What to do:
Here are some entries; quote each one exactly.

Data section:
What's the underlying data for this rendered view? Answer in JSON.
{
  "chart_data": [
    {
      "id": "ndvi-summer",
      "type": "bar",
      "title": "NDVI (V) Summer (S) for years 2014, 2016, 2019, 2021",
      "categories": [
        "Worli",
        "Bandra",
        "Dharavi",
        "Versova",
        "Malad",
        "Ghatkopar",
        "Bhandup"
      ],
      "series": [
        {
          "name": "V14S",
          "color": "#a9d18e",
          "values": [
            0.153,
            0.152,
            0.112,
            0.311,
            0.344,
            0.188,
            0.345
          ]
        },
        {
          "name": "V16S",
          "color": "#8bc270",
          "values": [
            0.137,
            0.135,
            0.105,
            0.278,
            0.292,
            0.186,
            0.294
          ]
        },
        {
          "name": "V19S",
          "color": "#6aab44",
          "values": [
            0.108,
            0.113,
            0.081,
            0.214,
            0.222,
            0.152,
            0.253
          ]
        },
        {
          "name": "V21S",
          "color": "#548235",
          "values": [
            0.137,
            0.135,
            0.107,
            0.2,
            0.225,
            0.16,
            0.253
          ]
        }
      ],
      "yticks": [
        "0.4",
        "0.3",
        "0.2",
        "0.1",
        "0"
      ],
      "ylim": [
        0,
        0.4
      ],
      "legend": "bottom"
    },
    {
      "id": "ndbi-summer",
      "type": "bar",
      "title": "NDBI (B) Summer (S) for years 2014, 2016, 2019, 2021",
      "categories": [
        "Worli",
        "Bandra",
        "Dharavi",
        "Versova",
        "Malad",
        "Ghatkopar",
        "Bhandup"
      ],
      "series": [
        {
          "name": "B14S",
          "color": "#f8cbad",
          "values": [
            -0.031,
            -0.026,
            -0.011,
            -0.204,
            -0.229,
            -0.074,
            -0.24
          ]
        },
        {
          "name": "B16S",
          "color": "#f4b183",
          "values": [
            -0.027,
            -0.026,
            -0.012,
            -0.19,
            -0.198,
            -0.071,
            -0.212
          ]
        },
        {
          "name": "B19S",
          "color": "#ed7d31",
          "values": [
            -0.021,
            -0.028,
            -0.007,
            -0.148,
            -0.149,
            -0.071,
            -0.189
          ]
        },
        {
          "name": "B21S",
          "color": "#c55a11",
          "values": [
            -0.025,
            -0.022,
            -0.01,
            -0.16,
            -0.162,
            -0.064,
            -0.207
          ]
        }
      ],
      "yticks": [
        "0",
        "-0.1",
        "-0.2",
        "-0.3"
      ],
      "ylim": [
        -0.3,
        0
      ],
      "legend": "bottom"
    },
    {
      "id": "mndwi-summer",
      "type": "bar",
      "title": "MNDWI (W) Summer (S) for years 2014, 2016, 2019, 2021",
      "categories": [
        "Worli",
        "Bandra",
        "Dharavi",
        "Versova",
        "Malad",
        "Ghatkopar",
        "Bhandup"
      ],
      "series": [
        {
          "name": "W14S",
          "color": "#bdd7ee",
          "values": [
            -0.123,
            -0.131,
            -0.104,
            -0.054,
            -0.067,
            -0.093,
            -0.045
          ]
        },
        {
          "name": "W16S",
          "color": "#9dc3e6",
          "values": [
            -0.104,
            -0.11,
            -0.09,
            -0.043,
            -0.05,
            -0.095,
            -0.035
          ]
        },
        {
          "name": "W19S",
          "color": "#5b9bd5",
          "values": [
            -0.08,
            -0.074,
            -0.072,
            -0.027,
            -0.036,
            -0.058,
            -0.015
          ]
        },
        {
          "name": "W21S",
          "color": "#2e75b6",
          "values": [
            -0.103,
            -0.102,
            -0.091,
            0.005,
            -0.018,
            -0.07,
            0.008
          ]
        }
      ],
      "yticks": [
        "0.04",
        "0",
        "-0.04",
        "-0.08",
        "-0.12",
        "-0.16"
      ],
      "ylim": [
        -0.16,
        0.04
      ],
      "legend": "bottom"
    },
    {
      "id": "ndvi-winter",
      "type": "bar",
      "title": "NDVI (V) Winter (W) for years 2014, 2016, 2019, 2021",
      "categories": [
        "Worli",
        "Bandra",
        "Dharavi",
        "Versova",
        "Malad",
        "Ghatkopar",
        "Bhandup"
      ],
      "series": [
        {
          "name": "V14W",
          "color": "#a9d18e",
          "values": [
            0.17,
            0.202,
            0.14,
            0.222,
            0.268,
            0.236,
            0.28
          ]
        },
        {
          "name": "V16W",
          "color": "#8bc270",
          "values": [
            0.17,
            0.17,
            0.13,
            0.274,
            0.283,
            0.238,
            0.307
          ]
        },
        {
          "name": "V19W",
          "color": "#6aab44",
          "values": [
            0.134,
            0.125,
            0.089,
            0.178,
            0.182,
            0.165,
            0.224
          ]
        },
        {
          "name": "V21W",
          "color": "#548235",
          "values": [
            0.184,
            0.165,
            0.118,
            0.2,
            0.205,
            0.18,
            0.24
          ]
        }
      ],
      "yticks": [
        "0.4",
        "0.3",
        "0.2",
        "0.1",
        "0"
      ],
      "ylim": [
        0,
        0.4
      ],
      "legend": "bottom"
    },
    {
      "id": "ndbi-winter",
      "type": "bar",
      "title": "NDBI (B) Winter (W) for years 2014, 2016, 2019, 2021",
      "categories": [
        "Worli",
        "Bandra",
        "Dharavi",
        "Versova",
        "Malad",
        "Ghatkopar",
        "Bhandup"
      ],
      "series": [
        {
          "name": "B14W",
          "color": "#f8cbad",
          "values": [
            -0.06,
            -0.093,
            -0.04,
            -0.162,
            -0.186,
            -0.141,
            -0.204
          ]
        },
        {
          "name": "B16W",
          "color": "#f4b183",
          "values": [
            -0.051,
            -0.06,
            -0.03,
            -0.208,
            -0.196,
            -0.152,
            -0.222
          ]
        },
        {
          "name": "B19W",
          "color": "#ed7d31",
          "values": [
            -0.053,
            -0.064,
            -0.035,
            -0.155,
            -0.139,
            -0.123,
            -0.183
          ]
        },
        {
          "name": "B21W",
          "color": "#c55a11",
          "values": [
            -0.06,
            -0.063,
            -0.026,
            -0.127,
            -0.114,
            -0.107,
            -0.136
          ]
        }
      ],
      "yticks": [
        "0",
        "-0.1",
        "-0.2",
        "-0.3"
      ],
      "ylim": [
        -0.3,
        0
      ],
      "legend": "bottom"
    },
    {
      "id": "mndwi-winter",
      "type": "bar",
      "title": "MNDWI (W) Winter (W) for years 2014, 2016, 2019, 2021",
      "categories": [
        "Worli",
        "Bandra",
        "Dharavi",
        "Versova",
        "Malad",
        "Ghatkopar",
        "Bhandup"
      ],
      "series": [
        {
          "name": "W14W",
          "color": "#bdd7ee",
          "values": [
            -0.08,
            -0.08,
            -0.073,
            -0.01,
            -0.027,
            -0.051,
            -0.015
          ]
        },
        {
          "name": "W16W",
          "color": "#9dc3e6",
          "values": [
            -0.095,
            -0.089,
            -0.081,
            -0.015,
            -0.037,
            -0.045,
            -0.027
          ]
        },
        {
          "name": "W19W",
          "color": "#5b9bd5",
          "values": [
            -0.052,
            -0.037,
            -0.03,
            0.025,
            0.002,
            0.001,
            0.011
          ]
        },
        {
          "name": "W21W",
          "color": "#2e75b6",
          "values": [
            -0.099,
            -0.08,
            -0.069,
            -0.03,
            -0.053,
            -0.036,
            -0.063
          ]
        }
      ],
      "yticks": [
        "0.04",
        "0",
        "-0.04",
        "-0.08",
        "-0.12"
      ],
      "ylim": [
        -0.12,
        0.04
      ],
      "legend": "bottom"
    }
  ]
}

Output for this exercise:
What's the underlying data for this rendered view? Answer in JSON.
{
  "chart_data": [
    {
      "id": "ndvi-summer",
      "type": "bar",
      "title": "NDVI (V) Summer (S) for years 2014, 2016, 2019, 2021",
      "categories": [
        "Worli",
        "Bandra",
        "Dharavi",
        "Versova",
        "Malad",
        "Ghatkopar",
        "Bhandup"
      ],
      "series": [
        {
          "name": "V14S",
          "color": "#a9d18e",
          "values": [
            0.153,
            0.152,
            0.112,
            0.311,
            0.344,
            0.188,
            0.345
          ]
        },
        {
          "name": "V16S",
          "color": "#8bc270",
          "values": [
            0.137,
            0.135,
            0.105,
            0.278,
            0.292,
            0.186,
            0.294
          ]
        },
        {
          "name": "V19S",
          "color": "#6aab44",
          "values": [
            0.108,
            0.113,
            0.081,
            0.214,
            0.222,
            0.152,
            0.253
          ]
        },
        {
          "name": "V21S",
          "color": "#548235",
          "values": [
            0.137,
            0.135,
            0.107,
            0.2,
            0.225,
            0.16,
            0.253
          ]
        }
      ],
      "yticks": [
        "0.4",
        "0.3",
        "0.2",
        "0.1",
        "0"
      ],
      "ylim": [
        0,
        0.4
      ],
      "legend": "bottom"
    },
    {
      "id": "ndbi-summer",
      "type": "bar",
      "title": "NDBI (B) Summer (S) for years 2014, 2016, 2019, 2021",
      "categories": [
        "Worli",
        "Bandra",
        "Dharavi",
        "Versova",
        "Malad",
        "Ghatkopar",
        "Bhandup"
      ],
      "series": [
        {
          "name": "B14S",
          "color": "#f8cbad",
          "values": [
            -0.031,
            -0.026,
            -0.011,
            -0.204,
            -0.229,
            -0.074,
            -0.24
          ]
        },
        {
          "name": "B16S",
          "color": "#f4b183",
          "values": [
            -0.027,
            -0.026,
            -0.012,
            -0.19,
            -0.198,
            -0.071,
            -0.212
          ]
        },
        {
          "name": "B19S",
          "color": "#ed7d31",
          "values": [
            -0.021,
            -0.028,
            -0.007,
            -0.148,
            -0.149,
            -0.071,
            -0.189
          ]
        },
        {
          "name": "B21S",
          "color": "#c55a11",
          "values": [
            -0.025,
            -0.022,
            -0.01,
            -0.16,
            -0.162,
            -0.064,
            -0.207
          ]
        }
      ],
      "yticks": [
        "0",
        "-0.1",
        "-0.2",
        "-0.3"
      ],
      "ylim": [
        -0.3,
        0
      ],
      "legend": "bottom"
    },
    {
      "id": "mndwi-summer",
      "type": "bar",
      "title": "MNDWI (W) Summer (S) for years 2014, 2016, 2019, 2021",
      "categories": [
        "Worli",
        "Bandra",
        "Dharavi",
        "Versova",
        "Malad",
        "Ghatkopar",
        "Bhandup"
      ],
      "series": [
        {
          "name": "W14S",
          "color": "#bdd7ee",
          "values": [
            -0.123,
            -0.131,
            -0.104,
            -0.054,
            -0.067,
            -0.093,
            -0.045
          ]
        },
        {
          "name": "W16S",
          "color": "#9dc3e6",
          "values": [
            -0.104,
            -0.11,
            -0.09,
            -0.043,
            -0.05,
            -0.095,
            -0.035
          ]
        },
        {
          "name": "W19S",
          "color": "#5b9bd5",
          "values": [
            -0.08,
            -0.074,
            -0.072,
            -0.027,
            -0.036,
            -0.058,
            -0.015
          ]
        },
        {
          "name": "W21S",
          "color": "#2e75b6",
          "values": [
            -0.103,
            -0.102,
            -0.091,
            0.005,
            -0.018,
            -0.07,
            0.008
          ]
        }
      ],
      "yticks": [
        "0.04",
        "0",
        "-0.04",
        "-0.08",
        "-0.12",
        "-0.16"
      ],
      "ylim": [
        -0.16,
        0.04
      ],
      "legend": "bottom"
    },
    {
      "id": "ndvi-winter",
      "type": "bar",
      "title": "NDVI (V) Winter (W) for years 2014, 2016, 2019, 2021",
      "categories": [
        "Worli",
        "Bandra",
        "Dharavi",
        "Versova",
        "Malad",
        "Ghatkopar",
        "Bhandup"
      ],
      "series": [
        {
          "name": "V14W",
          "color": "#a9d18e",
          "values": [
            0.17,
            0.202,
            0.14,
            0.222,
            0.268,
            0.236,
            0.28
          ]
        },
        {
          "name": "V16W",
          "color": "#8bc270",
          "values": [
            0.17,
            0.17,
            0.13,
            0.274,
            0.283,
            0.238,
            0.307
          ]
        },
        {
          "name": "V19W",
          "color": "#6aab44",
          "values": [
            0.134,
            0.125,
            0.089,
            0.178,
            0.182,
            0.165,
            0.224
          ]
        },
        {
          "name": "V21W",
          "color": "#548235",
          "values": [
            0.184,
            0.165,
            0.118,
            0.2,
            0.205,
            0.18,
            0.24
          ]
        }
      ],
      "yticks": [
        "0.4",
        "0.3",
        "0.2",
        "0.1",
        "0"
      ],
      "ylim": [
        0,
        0.4
      ],
      "legend": "bottom"
    },
    {
      "id": "ndbi-winter",
      "type": "bar",
      "title": "NDBI (B) Winter (W) for years 2014, 2016, 2019, 2021",
      "categories": [
        "Worli",
        "Bandra",
        "Dharavi",
        "Versova",
        "Malad",
        "Ghatkopar",
        "Bhandup"
      ],
      "series": [
        {
          "name": "B14W",
          "color": "#f8cbad",
          "values": [
            -0.06,
            -0.093,
            -0.04,
            -0.162,
            -0.186,
            -0.141,
            -0.204
          ]
        },
        {
          "name": "B16W",
          "color": "#f4b183",
          "values": [
            -0.051,
            -0.06,
            -0.03,
            -0.208,
            -0.196,
            -0.152,
            -0.222
          ]
        },
        {
          "name": "B19W",
          "color": "#ed7d31",
          "values": [
            -0.053,
            -0.064,
            -0.035,
            -0.155,
            -0.139,
            -0.123,
            -0.183
          ]
        },
        {
          "name": "B21W",
          "color": "#c55a11",
          "values": [
            -0.06,
            -0.063,
            -0.026,
            -0.127,
            -0.114,
            -0.107,
            -0.136
          ]
        }
      ],
      "yticks": [
        "0",
        "-0.1",
        "-0.2",
        "-0.3"
      ],
      "ylim": [
        -0.3,
        0
      ],
      "legend": "bottom"
    },
    {
      "id": "mndwi-winter",
      "type": "bar",
      "title": "MNDWI (W) Winter (W) for years 2014, 2016, 2019, 2021",
      "categories": [
        "Worli",
        "Bandra",
        "Dharavi",
        "Versova",
        "Malad",
        "Ghatkopar",
        "Bhandup"
      ],
      "series": [
        {
          "name": "W14W",
          "color": "#bdd7ee",
          "values": [
            -0.08,
            -0.08,
            -0.073,
            -0.01,
            -0.027,
            -0.051,
            -0.015
          ]
        },
        {
          "name": "W16W",
          "color": "#9dc3e6",
          "values": [
            -0.095,
            -0.089,
            -0.081,
            -0.015,
            -0.037,
            -0.045,
            -0.027
          ]
        },
        {
          "name": "W19W",
          "color": "#5b9bd5",
          "values": [
            -0.052,
            -0.037,
            -0.03,
            0.025,
            0.002,
            0.001,
            0.011
          ]
        },
        {
          "name": "W21W",
          "color": "#2e75b6",
          "values": [
            -0.099,
            -0.08,
            -0.069,
            -0.03,
            -0.053,
            -0.036,
            -0.063
          ]
        }
      ],
      "yticks": [
        "0.04",
        "0",
        "-0.04",
        "-0.08",
        "-0.12"
      ],
      "ylim": [
        -0.12,
        0.04
      ],
      "legend": "bottom"
    }
  ]
}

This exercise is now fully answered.